→ **AIM**:
Emit the entire listing verbatim.
--- start of EXERCISE INPUT ---
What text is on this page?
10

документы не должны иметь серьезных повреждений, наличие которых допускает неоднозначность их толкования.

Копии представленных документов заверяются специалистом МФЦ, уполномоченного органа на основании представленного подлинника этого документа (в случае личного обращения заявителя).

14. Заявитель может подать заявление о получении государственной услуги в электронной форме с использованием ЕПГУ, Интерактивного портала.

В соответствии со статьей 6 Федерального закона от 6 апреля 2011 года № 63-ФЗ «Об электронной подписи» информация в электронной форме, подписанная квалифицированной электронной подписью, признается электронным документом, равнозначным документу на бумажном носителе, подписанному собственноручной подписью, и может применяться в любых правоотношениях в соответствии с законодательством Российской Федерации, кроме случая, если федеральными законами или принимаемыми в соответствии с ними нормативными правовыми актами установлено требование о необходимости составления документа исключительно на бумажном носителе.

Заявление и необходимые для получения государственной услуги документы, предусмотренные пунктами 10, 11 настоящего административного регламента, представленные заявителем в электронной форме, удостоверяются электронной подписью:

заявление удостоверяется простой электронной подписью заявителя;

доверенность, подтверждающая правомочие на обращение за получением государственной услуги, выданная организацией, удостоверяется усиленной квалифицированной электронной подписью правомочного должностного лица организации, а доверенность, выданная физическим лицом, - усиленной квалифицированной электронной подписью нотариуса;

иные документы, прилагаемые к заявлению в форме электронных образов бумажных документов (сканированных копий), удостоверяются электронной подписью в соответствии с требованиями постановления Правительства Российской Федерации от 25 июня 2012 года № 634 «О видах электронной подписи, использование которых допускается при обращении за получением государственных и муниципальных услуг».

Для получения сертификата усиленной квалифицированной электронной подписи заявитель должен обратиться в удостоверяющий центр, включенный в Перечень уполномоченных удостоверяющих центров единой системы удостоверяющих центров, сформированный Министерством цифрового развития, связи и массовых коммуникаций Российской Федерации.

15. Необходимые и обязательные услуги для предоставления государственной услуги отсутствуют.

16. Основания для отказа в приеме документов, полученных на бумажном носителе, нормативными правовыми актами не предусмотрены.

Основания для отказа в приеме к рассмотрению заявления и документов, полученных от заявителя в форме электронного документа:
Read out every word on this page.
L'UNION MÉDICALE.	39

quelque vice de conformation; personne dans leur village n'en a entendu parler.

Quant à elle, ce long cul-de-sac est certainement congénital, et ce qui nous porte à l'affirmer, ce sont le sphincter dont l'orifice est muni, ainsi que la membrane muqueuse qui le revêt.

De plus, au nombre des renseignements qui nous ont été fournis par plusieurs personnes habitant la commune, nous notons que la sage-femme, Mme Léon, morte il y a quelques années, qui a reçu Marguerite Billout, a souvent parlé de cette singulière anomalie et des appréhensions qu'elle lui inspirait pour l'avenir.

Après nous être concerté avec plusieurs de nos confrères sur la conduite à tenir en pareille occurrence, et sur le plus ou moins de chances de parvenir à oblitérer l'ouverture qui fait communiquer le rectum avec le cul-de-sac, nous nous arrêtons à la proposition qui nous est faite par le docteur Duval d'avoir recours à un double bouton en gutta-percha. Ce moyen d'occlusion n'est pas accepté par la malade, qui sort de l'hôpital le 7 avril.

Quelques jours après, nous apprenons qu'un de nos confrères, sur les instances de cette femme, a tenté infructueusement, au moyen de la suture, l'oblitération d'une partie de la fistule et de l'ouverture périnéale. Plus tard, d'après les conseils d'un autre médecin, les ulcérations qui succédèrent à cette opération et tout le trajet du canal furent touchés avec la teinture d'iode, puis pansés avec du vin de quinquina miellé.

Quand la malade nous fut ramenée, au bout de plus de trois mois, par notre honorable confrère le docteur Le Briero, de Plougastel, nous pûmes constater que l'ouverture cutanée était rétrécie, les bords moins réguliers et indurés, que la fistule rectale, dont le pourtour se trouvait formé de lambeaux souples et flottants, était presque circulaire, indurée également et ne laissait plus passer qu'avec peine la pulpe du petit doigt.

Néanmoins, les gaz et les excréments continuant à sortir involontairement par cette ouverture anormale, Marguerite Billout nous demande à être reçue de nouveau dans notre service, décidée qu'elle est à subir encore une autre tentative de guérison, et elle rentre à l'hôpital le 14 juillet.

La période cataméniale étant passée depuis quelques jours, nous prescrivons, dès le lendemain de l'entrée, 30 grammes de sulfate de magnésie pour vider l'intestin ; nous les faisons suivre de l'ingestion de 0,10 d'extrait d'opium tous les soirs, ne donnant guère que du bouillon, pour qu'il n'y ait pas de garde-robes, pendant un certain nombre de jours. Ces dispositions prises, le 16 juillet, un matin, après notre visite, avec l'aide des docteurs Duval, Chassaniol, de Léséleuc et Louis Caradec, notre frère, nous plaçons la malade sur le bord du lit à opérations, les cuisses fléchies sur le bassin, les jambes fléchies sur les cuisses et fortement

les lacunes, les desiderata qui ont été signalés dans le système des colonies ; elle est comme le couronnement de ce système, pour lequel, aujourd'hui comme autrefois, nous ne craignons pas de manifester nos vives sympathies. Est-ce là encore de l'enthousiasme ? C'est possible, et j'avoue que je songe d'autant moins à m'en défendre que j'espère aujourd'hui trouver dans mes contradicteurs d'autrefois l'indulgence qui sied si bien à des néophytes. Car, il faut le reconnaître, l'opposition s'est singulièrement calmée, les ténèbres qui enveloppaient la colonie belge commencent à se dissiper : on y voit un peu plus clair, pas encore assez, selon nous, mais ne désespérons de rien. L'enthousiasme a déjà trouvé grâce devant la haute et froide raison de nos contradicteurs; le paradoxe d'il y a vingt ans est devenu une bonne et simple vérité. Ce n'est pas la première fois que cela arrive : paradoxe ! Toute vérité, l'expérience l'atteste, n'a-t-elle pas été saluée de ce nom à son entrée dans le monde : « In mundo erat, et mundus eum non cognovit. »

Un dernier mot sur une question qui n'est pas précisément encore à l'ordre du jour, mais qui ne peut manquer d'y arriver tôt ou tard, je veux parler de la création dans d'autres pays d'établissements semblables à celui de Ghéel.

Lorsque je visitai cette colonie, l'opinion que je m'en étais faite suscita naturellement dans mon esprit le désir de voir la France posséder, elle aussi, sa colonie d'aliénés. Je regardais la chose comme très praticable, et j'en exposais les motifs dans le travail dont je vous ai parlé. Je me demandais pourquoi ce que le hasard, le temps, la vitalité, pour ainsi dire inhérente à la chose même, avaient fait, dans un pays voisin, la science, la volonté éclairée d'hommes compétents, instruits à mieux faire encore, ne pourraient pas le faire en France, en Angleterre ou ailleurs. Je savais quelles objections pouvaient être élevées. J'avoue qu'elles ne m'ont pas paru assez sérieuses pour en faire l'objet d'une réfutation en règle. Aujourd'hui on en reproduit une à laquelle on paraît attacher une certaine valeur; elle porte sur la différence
--- end of EXERCISE INPUT ---
→ **COMPLETE OUTPUT**:
What text is on this page?
10

документы не должны иметь серьезных повреждений, наличие которых допускает неоднозначность их толкования.

Копии представленных документов заверяются специалистом МФЦ, уполномоченного органа на основании представленного подлинника этого документа (в случае личного обращения заявителя).

14. Заявитель может подать заявление о получении государственной услуги в электронной форме с использованием ЕПГУ, Интерактивного портала.

В соответствии со статьей 6 Федерального закона от 6 апреля 2011 года № 63-ФЗ «Об электронной подписи» информация в электронной форме, подписанная квалифицированной электронной подписью, признается электронным документом, равнозначным документу на бумажном носителе, подписанному собственноручной подписью, и может применяться в любых правоотношениях в соответствии с законодательством Российской Федерации, кроме случая, если федеральными законами или принимаемыми в соответствии с ними нормативными правовыми актами установлено требование о необходимости составления документа исключительно на бумажном носителе.

Заявление и необходимые для получения государственной услуги документы, предусмотренные пунктами 10, 11 настоящего административного регламента, представленные заявителем в электронной форме, удостоверяются электронной подписью:

заявление удостоверяется простой электронной подписью заявителя;

доверенность, подтверждающая правомочие на обращение за получением государственной услуги, выданная организацией, удостоверяется усиленной квалифицированной электронной подписью правомочного должностного лица организации, а доверенность, выданная физическим лицом, - усиленной квалифицированной электронной подписью нотариуса;

иные документы, прилагаемые к заявлению в форме электронных образов бумажных документов (сканированных копий), удостоверяются электронной подписью в соответствии с требованиями постановления Правительства Российской Федерации от 25 июня 2012 года № 634 «О видах электронной подписи, использование которых допускается при обращении за получением государственных и муниципальных услуг».

Для получения сертификата усиленной квалифицированной электронной подписи заявитель должен обратиться в удостоверяющий центр, включенный в Перечень уполномоченных удостоверяющих центров единой системы удостоверяющих центров, сформированный Министерством цифрового развития, связи и массовых коммуникаций Российской Федерации.

15. Необходимые и обязательные услуги для предоставления государственной услуги отсутствуют.

16. Основания для отказа в приеме документов, полученных на бумажном носителе, нормативными правовыми актами не предусмотрены.

Основания для отказа в приеме к рассмотрению заявления и документов, полученных от заявителя в форме электронного документа:
Read out every word on this page.
L'UNION MÉDICALE.	39

quelque vice de conformation; personne dans leur village n'en a entendu parler.

Quant à elle, ce long cul-de-sac est certainement congénital, et ce qui nous porte à l'affirmer, ce sont le sphincter dont l'orifice est muni, ainsi que la membrane muqueuse qui le revêt.

De plus, au nombre des renseignements qui nous ont été fournis par plusieurs personnes habitant la commune, nous notons que la sage-femme, Mme Léon, morte il y a quelques années, qui a reçu Marguerite Billout, a souvent parlé de cette singulière anomalie et des appréhensions qu'elle lui inspirait pour l'avenir.

Après nous être concerté avec plusieurs de nos confrères sur la conduite à tenir en pareille occurrence, et sur le plus ou moins de chances de parvenir à oblitérer l'ouverture qui fait communiquer le rectum avec le cul-de-sac, nous nous arrêtons à la proposition qui nous est faite par le docteur Duval d'avoir recours à un double bouton en gutta-percha. Ce moyen d'occlusion n'est pas accepté par la malade, qui sort de l'hôpital le 7 avril.

Quelques jours après, nous apprenons qu'un de nos confrères, sur les instances de cette femme, a tenté infructueusement, au moyen de la suture, l'oblitération d'une partie de la fistule et de l'ouverture périnéale. Plus tard, d'après les conseils d'un autre médecin, les ulcérations qui succédèrent à cette opération et tout le trajet du canal furent touchés avec la teinture d'iode, puis pansés avec du vin de quinquina miellé.

Quand la malade nous fut ramenée, au bout de plus de trois mois, par notre honorable confrère le docteur Le Briero, de Plougastel, nous pûmes constater que l'ouverture cutanée était rétrécie, les bords moins réguliers et indurés, que la fistule rectale, dont le pourtour se trouvait formé de lambeaux souples et flottants, était presque circulaire, indurée également et ne laissait plus passer qu'avec peine la pulpe du petit doigt.

Néanmoins, les gaz et les excréments continuant à sortir involontairement par cette ouverture anormale, Marguerite Billout nous demande à être reçue de nouveau dans notre service, décidée qu'elle est à subir encore une autre tentative de guérison, et elle rentre à l'hôpital le 14 juillet.

La période cataméniale étant passée depuis quelques jours, nous prescrivons, dès le lendemain de l'entrée, 30 grammes de sulfate de magnésie pour vider l'intestin ; nous les faisons suivre de l'ingestion de 0,10 d'extrait d'opium tous les soirs, ne donnant guère que du bouillon, pour qu'il n'y ait pas de garde-robes, pendant un certain nombre de jours. Ces dispositions prises, le 16 juillet, un matin, après notre visite, avec l'aide des docteurs Duval, Chassaniol, de Léséleuc et Louis Caradec, notre frère, nous plaçons la malade sur le bord du lit à opérations, les cuisses fléchies sur le bassin, les jambes fléchies sur les cuisses et fortement

les lacunes, les desiderata qui ont été signalés dans le système des colonies ; elle est comme le couronnement de ce système, pour lequel, aujourd'hui comme autrefois, nous ne craignons pas de manifester nos vives sympathies. Est-ce là encore de l'enthousiasme ? C'est possible, et j'avoue que je songe d'autant moins à m'en défendre que j'espère aujourd'hui trouver dans mes contradicteurs d'autrefois l'indulgence qui sied si bien à des néophytes. Car, il faut le reconnaître, l'opposition s'est singulièrement calmée, les ténèbres qui enveloppaient la colonie belge commencent à se dissiper : on y voit un peu plus clair, pas encore assez, selon nous, mais ne désespérons de rien. L'enthousiasme a déjà trouvé grâce devant la haute et froide raison de nos contradicteurs; le paradoxe d'il y a vingt ans est devenu une bonne et simple vérité. Ce n'est pas la première fois que cela arrive : paradoxe ! Toute vérité, l'expérience l'atteste, n'a-t-elle pas été saluée de ce nom à son entrée dans le monde : « In mundo erat, et mundus eum non cognovit. »

Un dernier mot sur une question qui n'est pas précisément encore à l'ordre du jour, mais qui ne peut manquer d'y arriver tôt ou tard, je veux parler de la création dans d'autres pays d'établissements semblables à celui de Ghéel.

Lorsque je visitai cette colonie, l'opinion que je m'en étais faite suscita naturellement dans mon esprit le désir de voir la France posséder, elle aussi, sa colonie d'aliénés. Je regardais la chose comme très praticable, et j'en exposais les motifs dans le travail dont je vous ai parlé. Je me demandais pourquoi ce que le hasard, le temps, la vitalité, pour ainsi dire inhérente à la chose même, avaient fait, dans un pays voisin, la science, la volonté éclairée d'hommes compétents, instruits à mieux faire encore, ne pourraient pas le faire en France, en Angleterre ou ailleurs. Je savais quelles objections pouvaient être élevées. J'avoue qu'elles ne m'ont pas paru assez sérieuses pour en faire l'objet d'une réfutation en règle. Aujourd'hui on en reproduit une à laquelle on paraît attacher une certaine valeur; elle porte sur la différence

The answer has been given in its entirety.